**Short task**
The records below are split into lines. How many of those lines contain the string "JSON"? Reply with the number only.

* start *

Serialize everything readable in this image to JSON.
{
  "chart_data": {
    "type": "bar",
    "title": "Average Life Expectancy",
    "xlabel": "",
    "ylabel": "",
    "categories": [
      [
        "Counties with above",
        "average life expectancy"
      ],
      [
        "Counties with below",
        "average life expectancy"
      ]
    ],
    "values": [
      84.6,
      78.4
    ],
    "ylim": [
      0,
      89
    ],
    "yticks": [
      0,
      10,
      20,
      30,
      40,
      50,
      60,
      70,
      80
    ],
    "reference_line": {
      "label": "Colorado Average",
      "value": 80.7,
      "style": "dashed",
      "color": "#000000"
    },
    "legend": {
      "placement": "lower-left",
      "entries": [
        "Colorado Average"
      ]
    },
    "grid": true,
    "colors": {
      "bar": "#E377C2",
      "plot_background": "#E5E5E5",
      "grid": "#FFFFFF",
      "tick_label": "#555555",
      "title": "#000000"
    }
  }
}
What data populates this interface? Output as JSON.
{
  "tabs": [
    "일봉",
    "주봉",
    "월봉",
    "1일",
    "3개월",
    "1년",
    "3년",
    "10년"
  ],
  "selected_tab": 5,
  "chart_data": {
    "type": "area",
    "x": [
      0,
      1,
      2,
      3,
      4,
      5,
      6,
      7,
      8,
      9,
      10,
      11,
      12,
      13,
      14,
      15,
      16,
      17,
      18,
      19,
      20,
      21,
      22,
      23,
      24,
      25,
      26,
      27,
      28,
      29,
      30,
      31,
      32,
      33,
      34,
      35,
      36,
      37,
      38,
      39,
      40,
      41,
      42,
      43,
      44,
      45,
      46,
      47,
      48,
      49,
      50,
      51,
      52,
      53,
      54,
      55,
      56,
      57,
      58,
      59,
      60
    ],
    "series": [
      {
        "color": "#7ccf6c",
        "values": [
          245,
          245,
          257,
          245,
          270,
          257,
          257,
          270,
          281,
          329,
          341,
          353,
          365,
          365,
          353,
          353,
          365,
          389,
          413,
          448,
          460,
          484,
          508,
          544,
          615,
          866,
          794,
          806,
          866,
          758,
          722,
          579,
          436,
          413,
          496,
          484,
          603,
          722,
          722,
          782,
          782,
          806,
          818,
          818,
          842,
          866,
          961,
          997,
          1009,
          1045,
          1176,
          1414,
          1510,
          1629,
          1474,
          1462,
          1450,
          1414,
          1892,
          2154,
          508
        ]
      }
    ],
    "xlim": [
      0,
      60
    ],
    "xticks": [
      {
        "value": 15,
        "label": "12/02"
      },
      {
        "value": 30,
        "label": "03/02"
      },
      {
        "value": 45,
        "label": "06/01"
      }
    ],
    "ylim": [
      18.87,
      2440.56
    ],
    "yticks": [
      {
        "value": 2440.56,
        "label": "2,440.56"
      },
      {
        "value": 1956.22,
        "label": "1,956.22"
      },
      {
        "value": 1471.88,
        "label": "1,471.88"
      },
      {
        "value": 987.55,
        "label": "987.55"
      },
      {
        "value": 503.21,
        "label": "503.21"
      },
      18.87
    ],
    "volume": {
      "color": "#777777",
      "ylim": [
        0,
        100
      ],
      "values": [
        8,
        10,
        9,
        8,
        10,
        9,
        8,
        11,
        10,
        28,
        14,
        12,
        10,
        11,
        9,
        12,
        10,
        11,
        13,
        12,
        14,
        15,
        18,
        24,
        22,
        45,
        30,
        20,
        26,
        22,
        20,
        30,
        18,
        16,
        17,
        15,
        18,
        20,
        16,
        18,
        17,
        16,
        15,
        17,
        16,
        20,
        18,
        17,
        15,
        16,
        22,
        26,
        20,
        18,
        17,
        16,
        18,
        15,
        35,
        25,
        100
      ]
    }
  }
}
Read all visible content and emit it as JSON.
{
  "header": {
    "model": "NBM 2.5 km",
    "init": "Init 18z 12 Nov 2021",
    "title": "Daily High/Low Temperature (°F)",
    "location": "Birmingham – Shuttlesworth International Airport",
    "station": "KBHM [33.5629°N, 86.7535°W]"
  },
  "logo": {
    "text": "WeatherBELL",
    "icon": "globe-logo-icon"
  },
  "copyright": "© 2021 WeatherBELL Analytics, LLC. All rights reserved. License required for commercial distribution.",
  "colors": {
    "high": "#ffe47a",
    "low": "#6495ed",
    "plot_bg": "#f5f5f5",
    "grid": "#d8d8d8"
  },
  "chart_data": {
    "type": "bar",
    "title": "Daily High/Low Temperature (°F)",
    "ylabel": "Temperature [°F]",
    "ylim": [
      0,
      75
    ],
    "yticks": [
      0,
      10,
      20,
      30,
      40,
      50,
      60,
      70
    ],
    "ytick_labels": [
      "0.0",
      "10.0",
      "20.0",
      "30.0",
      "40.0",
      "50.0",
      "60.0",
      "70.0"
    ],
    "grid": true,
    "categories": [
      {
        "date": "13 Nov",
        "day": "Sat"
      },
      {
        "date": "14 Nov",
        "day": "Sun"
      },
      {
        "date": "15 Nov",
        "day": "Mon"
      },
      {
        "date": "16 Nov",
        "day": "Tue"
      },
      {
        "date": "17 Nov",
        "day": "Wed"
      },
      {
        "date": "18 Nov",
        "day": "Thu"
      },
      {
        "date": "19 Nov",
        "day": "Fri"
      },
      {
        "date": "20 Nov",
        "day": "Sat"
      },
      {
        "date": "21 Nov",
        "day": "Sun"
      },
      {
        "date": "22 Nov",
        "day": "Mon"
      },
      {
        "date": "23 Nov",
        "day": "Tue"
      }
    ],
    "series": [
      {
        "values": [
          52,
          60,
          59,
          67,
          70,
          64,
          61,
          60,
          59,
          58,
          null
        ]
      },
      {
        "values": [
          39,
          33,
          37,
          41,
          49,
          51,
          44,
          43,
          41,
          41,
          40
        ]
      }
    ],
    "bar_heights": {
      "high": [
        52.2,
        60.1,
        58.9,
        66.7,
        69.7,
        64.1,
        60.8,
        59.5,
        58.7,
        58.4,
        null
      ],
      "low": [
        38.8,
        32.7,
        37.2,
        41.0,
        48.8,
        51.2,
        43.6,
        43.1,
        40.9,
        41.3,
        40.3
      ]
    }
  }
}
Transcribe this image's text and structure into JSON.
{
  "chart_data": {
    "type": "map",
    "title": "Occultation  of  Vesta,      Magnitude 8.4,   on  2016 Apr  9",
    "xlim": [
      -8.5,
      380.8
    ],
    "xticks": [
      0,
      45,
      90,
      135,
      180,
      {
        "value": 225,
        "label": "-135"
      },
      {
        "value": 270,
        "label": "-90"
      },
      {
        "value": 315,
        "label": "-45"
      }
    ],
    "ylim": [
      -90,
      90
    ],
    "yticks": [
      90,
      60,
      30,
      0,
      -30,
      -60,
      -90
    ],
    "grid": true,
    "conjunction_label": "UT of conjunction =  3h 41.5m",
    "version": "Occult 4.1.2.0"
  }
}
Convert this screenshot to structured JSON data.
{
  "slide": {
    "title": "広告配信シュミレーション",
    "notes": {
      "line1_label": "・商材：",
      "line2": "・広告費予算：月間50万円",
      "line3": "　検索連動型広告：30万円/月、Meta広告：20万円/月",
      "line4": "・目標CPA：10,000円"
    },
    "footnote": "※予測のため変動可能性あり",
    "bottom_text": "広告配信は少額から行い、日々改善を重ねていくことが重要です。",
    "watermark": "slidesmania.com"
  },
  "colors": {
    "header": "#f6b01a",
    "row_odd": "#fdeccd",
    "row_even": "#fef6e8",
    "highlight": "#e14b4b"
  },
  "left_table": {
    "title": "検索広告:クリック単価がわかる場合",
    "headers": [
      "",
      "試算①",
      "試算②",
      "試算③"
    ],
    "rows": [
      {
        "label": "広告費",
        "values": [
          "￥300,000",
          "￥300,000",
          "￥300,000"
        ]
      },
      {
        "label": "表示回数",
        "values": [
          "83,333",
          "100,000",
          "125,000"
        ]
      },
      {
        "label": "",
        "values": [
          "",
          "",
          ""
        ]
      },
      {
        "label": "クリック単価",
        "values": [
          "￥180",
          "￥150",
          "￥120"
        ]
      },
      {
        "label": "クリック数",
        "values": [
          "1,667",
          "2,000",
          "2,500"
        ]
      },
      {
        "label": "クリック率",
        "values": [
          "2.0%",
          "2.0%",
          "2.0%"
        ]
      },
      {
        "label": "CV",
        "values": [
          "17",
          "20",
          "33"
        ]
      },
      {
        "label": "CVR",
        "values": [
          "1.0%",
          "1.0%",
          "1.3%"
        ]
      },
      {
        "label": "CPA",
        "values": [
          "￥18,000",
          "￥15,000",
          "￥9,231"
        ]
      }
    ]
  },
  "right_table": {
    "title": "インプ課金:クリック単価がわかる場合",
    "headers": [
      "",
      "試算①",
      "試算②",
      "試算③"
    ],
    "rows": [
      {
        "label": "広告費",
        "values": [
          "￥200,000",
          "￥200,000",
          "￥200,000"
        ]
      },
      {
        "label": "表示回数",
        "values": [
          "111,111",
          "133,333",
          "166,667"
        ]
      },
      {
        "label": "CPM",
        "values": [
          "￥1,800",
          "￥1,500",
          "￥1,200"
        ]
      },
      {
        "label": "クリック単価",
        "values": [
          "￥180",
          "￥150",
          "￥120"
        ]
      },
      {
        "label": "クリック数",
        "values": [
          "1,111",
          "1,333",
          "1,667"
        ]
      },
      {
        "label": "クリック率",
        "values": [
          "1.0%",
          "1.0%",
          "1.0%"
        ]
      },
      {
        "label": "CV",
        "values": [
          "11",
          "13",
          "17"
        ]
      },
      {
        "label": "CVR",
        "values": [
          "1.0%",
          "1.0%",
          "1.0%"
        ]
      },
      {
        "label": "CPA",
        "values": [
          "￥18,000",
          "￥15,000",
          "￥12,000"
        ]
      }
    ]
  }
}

* end *

**Response**
5